#### RECORDS TO USE

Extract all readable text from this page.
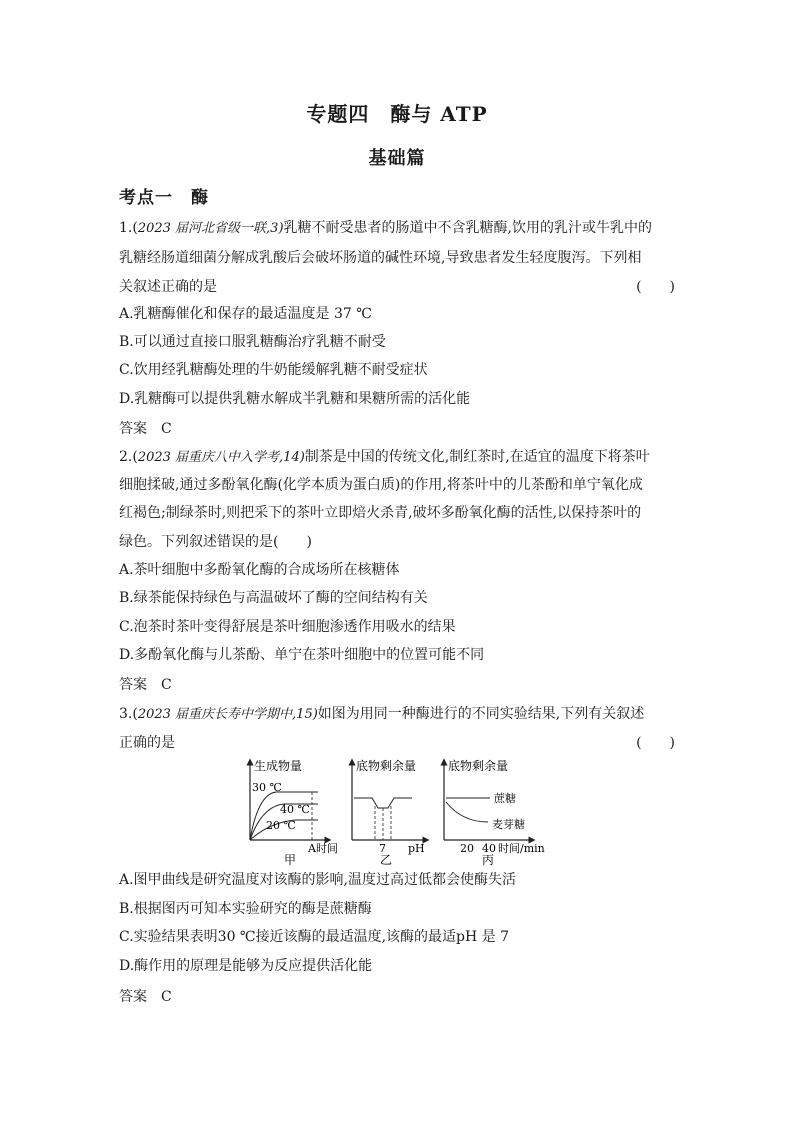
专题四　酶与 ATP
基础篇
考点一　酶
1.(2023 届河北省级一联,3)乳糖不耐受患者的肠道中不含乳糖酶,饮用的乳汁或牛乳中的
乳糖经肠道细菌分解成乳酸后会破坏肠道的碱性环境,导致患者发生轻度腹泻。下列相
关叙述正确的是	(　　)
A.乳糖酶催化和保存的最适温度是 37 ℃
B.可以通过直接口服乳糖酶治疗乳糖不耐受
C.饮用经乳糖酶处理的牛奶能缓解乳糖不耐受症状
D.乳糖酶可以提供乳糖水解成半乳糖和果糖所需的活化能
答案　C
2.(2023 届重庆八中入学考,14)制茶是中国的传统文化,制红茶时,在适宜的温度下将茶叶
细胞揉破,通过多酚氧化酶(化学本质为蛋白质)的作用,将茶叶中的儿茶酚和单宁氧化成
红褐色;制绿茶时,则把采下的茶叶立即焙火杀青,破坏多酚氧化酶的活性,以保持茶叶的
绿色。下列叙述错误的是(　　)
A.茶叶细胞中多酚氧化酶的合成场所在核糖体
B.绿茶能保持绿色与高温破坏了酶的空间结构有关
C.泡茶时茶叶变得舒展是茶叶细胞渗透作用吸水的结果
D.多酚氧化酶与儿茶酚、单宁在茶叶细胞中的位置可能不同
答案　C
3.(2023 届重庆长寿中学期中,15)如图为用同一种酶进行的不同实验结果,下列有关叙述
正确的是	(　　)
生成物量
30 ℃
40 ℃
20 ℃
A 时间
甲
底物剩余量
7 pH
乙
底物剩余量
蔗糖
麦芽糖
20 40 时间/min
丙
A.图甲曲线是研究温度对该酶的影响,温度过高过低都会使酶失活
B.根据图丙可知本实验研究的酶是蔗糖酶
C.实验结果表明30 ℃接近该酶的最适温度,该酶的最适pH 是 7
D.酶作用的原理是能够为反应提供活化能
答案　C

#### WRITTEN TASK
Leave out the pictures and output the rest of the material exactly as written.

#### EXPECTED ANSWER
Extract all readable text from this page.
专题四　酶与 ATP
基础篇
考点一　酶
1.(2023 届河北省级一联,3)乳糖不耐受患者的肠道中不含乳糖酶,饮用的乳汁或牛乳中的
乳糖经肠道细菌分解成乳酸后会破坏肠道的碱性环境,导致患者发生轻度腹泻。下列相
关叙述正确的是	(　　)
A.乳糖酶催化和保存的最适温度是 37 ℃
B.可以通过直接口服乳糖酶治疗乳糖不耐受
C.饮用经乳糖酶处理的牛奶能缓解乳糖不耐受症状
D.乳糖酶可以提供乳糖水解成半乳糖和果糖所需的活化能
答案　C
2.(2023 届重庆八中入学考,14)制茶是中国的传统文化,制红茶时,在适宜的温度下将茶叶
细胞揉破,通过多酚氧化酶(化学本质为蛋白质)的作用,将茶叶中的儿茶酚和单宁氧化成
红褐色;制绿茶时,则把采下的茶叶立即焙火杀青,破坏多酚氧化酶的活性,以保持茶叶的
绿色。下列叙述错误的是(　　)
A.茶叶细胞中多酚氧化酶的合成场所在核糖体
B.绿茶能保持绿色与高温破坏了酶的空间结构有关
C.泡茶时茶叶变得舒展是茶叶细胞渗透作用吸水的结果
D.多酚氧化酶与儿茶酚、单宁在茶叶细胞中的位置可能不同
答案　C
3.(2023 届重庆长寿中学期中,15)如图为用同一种酶进行的不同实验结果,下列有关叙述
正确的是	(　　)
生成物量
30 ℃
40 ℃
20 ℃
A 时间
甲
底物剩余量
7 pH
乙
底物剩余量
蔗糖
麦芽糖
20 40 时间/min
丙
A.图甲曲线是研究温度对该酶的影响,温度过高过低都会使酶失活
B.根据图丙可知本实验研究的酶是蔗糖酶
C.实验结果表明30 ℃接近该酶的最适温度,该酶的最适pH 是 7
D.酶作用的原理是能够为反应提供活化能
答案　C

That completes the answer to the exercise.